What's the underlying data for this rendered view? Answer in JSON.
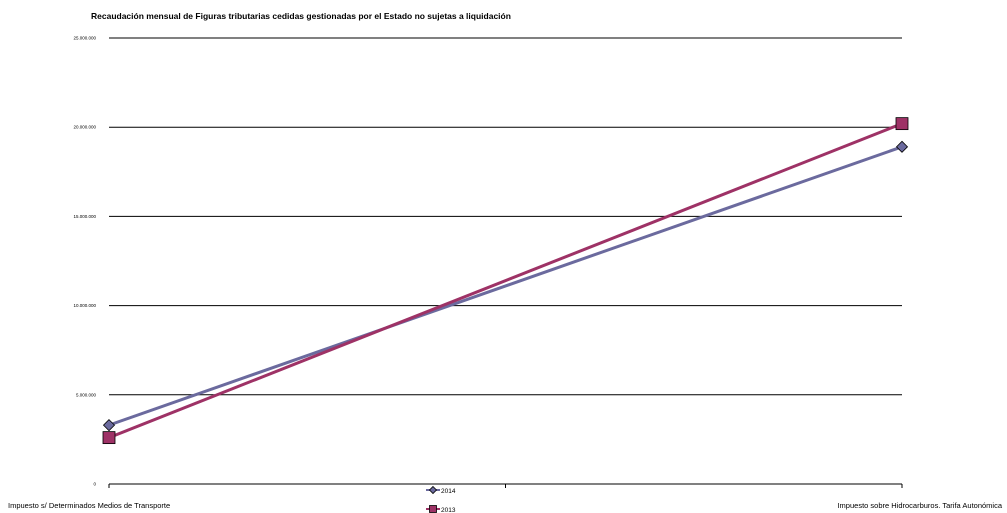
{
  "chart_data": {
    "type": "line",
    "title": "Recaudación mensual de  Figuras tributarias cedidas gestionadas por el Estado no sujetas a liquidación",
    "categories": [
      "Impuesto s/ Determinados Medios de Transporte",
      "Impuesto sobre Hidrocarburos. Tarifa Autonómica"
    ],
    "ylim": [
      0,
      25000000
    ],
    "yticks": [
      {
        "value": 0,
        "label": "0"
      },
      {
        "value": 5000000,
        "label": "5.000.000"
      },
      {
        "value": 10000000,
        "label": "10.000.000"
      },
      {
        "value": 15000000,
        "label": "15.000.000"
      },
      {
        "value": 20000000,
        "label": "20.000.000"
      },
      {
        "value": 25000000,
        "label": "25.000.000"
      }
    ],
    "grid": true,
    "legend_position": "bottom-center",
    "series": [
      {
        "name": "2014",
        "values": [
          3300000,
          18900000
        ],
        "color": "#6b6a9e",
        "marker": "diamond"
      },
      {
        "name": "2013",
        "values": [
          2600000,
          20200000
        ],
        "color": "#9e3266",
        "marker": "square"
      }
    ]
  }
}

_ _ _

The problem:
Copy every line above in which the string "Impuesto" shows up.

Worked answer:
      "Impuesto s/ Determinados Medios de Transporte",
      "Impuesto sobre Hidrocarburos. Tarifa Autonómica"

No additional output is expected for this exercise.